PROMPT:
Everything in the listing except the pictures should be written out exactly.

TASK MATERIAL:
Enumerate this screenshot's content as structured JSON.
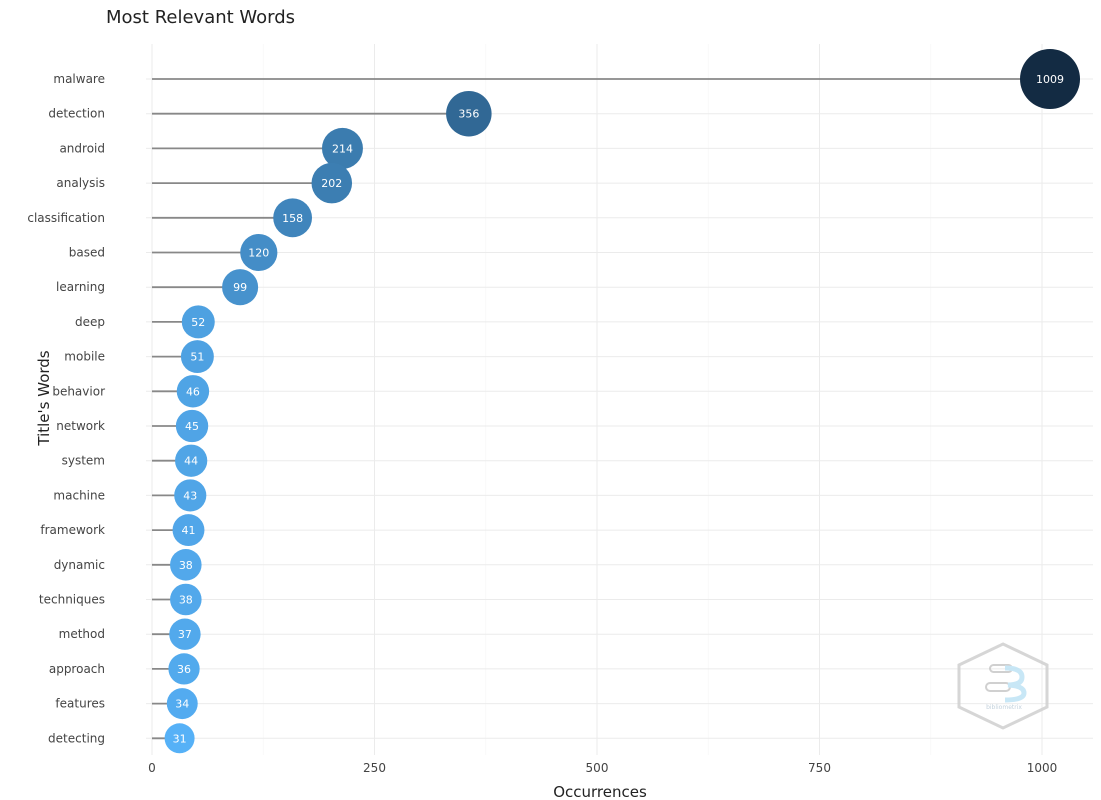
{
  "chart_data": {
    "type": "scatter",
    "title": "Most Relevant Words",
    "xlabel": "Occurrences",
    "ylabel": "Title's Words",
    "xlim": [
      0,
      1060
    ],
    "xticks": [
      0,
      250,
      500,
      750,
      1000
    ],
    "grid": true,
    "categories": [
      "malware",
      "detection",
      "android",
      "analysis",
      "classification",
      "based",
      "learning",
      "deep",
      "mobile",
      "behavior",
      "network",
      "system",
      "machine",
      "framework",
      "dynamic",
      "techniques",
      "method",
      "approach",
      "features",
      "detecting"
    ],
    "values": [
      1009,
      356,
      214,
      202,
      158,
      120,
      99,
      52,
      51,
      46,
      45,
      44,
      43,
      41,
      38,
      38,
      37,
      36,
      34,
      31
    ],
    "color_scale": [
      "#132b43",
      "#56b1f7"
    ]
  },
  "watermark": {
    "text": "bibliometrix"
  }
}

RESULT OF THIS TASK:
Enumerate this screenshot's content as structured JSON.
{
  "chart_data": {
    "type": "scatter",
    "title": "Most Relevant Words",
    "xlabel": "Occurrences",
    "ylabel": "Title's Words",
    "xlim": [
      0,
      1060
    ],
    "xticks": [
      0,
      250,
      500,
      750,
      1000
    ],
    "grid": true,
    "categories": [
      "malware",
      "detection",
      "android",
      "analysis",
      "classification",
      "based",
      "learning",
      "deep",
      "mobile",
      "behavior",
      "network",
      "system",
      "machine",
      "framework",
      "dynamic",
      "techniques",
      "method",
      "approach",
      "features",
      "detecting"
    ],
    "values": [
      1009,
      356,
      214,
      202,
      158,
      120,
      99,
      52,
      51,
      46,
      45,
      44,
      43,
      41,
      38,
      38,
      37,
      36,
      34,
      31
    ],
    "color_scale": [
      "#132b43",
      "#56b1f7"
    ]
  },
  "watermark": {
    "text": "bibliometrix"
  }
}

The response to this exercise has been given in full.